Aim: Your copy of the material below should match it exactly, except that it holds no pictures.

[start of Materials provided]

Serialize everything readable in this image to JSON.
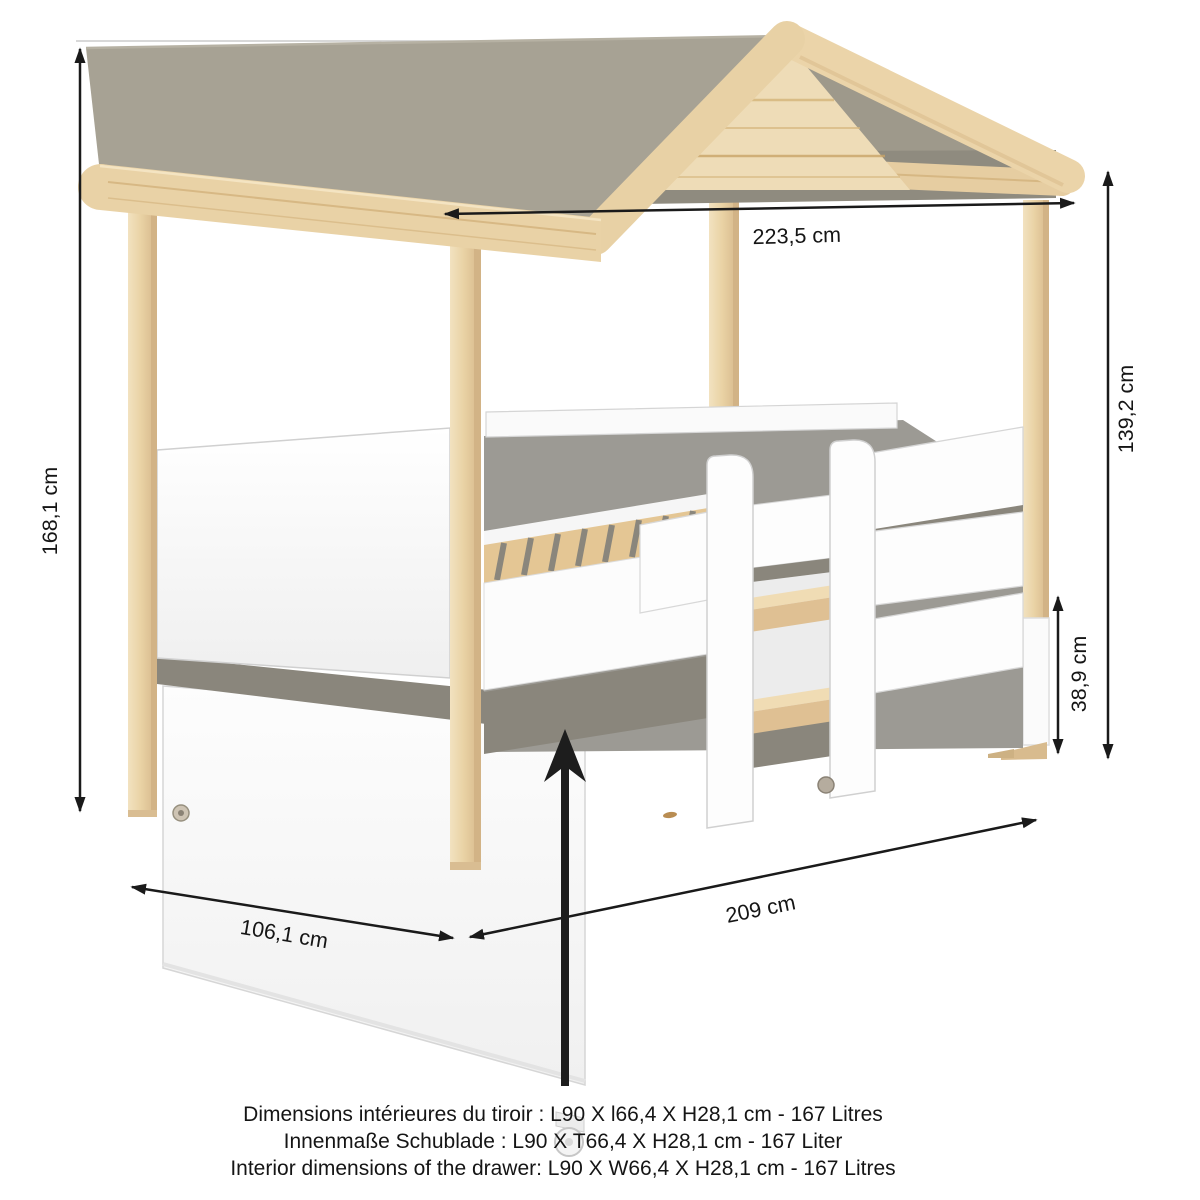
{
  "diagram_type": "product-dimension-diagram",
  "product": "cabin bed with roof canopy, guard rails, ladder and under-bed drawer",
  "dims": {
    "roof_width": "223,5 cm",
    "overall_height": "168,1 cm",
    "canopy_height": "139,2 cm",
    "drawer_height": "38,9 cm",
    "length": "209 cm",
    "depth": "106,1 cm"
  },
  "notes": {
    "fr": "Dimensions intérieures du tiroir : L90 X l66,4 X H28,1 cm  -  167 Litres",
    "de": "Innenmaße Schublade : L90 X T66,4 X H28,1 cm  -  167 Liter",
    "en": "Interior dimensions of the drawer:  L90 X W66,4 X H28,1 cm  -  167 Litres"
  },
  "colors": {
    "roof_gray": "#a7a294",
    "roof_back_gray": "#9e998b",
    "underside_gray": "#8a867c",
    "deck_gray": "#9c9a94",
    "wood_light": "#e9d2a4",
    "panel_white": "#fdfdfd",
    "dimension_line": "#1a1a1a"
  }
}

[end of Materials provided]

Answer in full:
Serialize everything readable in this image to JSON.
{
  "diagram_type": "product-dimension-diagram",
  "product": "cabin bed with roof canopy, guard rails, ladder and under-bed drawer",
  "dims": {
    "roof_width": "223,5 cm",
    "overall_height": "168,1 cm",
    "canopy_height": "139,2 cm",
    "drawer_height": "38,9 cm",
    "length": "209 cm",
    "depth": "106,1 cm"
  },
  "notes": {
    "fr": "Dimensions intérieures du tiroir : L90 X l66,4 X H28,1 cm  -  167 Litres",
    "de": "Innenmaße Schublade : L90 X T66,4 X H28,1 cm  -  167 Liter",
    "en": "Interior dimensions of the drawer:  L90 X W66,4 X H28,1 cm  -  167 Litres"
  },
  "colors": {
    "roof_gray": "#a7a294",
    "roof_back_gray": "#9e998b",
    "underside_gray": "#8a867c",
    "deck_gray": "#9c9a94",
    "wood_light": "#e9d2a4",
    "panel_white": "#fdfdfd",
    "dimension_line": "#1a1a1a"
  }
}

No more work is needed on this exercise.